#### WRITTEN TASKS:
**A.** Summarize the text on Glasgow's urban planning in two sentences.
**B.** Render this sentence from the text on Glasgow's urban planning in Spanish: "Scotland’s largest city has been on the receiving end of some seriously poor urban planning decisions."
**C.** Carry on the text about Glasgow's urban planning, starting after its final sentence.
— Begin TEXT EXCERPT —
Inside the urban planning offices of Glasgow City Council since time immemorial, fluorescent lights buzz and flicker. It’s too hot in winter, too cold in summer. Keyboards clack, computers hum. And Rip it Up by Orange Juice pulses through a built-in loudspeaker on repeat. Rip it up and start again. Rip it up and start again. Rip it up and start again. Into eternity. I’ve never been inside the council’s planning offices but I’m confident this is what I would find inside. Regardless of the decade.
Scotland’s largest city has been on the receiving end of some seriously poor urban planning decisions. Including, notoriously, ploughing the M8 through its heart. I would argue it was the worst urban planning decision ever made. Communities across the city were ripped apart, people’s sense of place completely wiped out. In financial terms, it was one of the most expensive infrastructure projects in Scotland at the time. The cost to the city’s culture and cohesion was priceless.
— End TEXT EXCERPT —
— Begin SUPPLIED RECORDS —
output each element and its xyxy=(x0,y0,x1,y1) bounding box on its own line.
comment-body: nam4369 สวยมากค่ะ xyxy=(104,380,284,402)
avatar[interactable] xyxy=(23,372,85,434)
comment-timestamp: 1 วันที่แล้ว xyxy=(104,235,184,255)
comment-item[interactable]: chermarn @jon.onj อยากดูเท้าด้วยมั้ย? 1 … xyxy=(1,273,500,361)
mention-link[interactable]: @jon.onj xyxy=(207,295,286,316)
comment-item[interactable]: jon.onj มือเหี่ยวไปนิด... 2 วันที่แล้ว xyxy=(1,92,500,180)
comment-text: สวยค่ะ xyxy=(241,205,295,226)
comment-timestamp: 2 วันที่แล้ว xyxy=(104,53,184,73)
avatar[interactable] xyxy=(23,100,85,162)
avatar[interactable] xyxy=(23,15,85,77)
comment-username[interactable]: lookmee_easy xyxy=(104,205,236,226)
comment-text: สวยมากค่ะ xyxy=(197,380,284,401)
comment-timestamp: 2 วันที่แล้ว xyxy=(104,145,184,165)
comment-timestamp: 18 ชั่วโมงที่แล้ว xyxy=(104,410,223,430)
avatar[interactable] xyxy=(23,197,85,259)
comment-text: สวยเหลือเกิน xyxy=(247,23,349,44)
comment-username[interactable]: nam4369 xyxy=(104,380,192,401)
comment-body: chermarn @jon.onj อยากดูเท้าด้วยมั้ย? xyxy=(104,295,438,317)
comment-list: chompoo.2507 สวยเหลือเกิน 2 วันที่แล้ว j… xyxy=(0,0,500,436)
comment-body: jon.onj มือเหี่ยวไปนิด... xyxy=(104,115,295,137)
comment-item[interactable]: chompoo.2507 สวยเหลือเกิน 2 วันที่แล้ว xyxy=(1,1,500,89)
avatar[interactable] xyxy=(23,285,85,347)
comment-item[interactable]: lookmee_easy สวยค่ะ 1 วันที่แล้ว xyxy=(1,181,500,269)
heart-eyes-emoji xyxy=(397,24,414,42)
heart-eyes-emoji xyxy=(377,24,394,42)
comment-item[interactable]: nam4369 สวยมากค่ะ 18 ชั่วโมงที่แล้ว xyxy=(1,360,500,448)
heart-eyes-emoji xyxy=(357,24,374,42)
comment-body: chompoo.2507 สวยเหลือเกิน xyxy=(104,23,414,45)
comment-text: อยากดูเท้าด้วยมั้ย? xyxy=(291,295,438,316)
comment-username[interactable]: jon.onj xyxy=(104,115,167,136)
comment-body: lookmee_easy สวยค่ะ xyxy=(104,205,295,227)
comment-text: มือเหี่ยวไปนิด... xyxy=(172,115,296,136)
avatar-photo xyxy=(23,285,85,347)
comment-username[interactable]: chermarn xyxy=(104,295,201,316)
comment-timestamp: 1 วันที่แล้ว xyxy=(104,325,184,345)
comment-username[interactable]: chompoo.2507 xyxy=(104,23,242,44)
— End SUPPLIED RECORDS —
#### RESPONSES TO THE EXERCISE:
**A.** The writer pictures Glasgow City Council's planning offices as unchanged across the decades, with Orange Juice's "Rip it Up" playing on endless repeat, while admitting to never having been inside them. The writer argues that Glasgow has suffered seriously poor planning decisions, worst of all driving the M8 through its heart, which tore communities apart, was one of Scotland's most expensive infrastructure projects of its time, and cost the city dearly in culture and cohesion.

**B.** La ciudad más grande de Escocia ha sido víctima de algunas decisiones de planificación urbana realmente desacertadas.

**C.**
But this is not the only time the city has been let down by its local authority. The Squinty Bridge cost £20.3 million and was open just shy of a year before a cable snapped and it was closed for six months. It wasn’t a silver bullet for the city’s congestion issues and there are concerns its low height (5.4m above the river) prevents the River Clyde from being a fully working river. But it looks nice on postcards and on the evening news.
Another let-down was the Glasgow Airport Rail Link. It cost £30 million in land, compensation and other costs before it was scrapped.........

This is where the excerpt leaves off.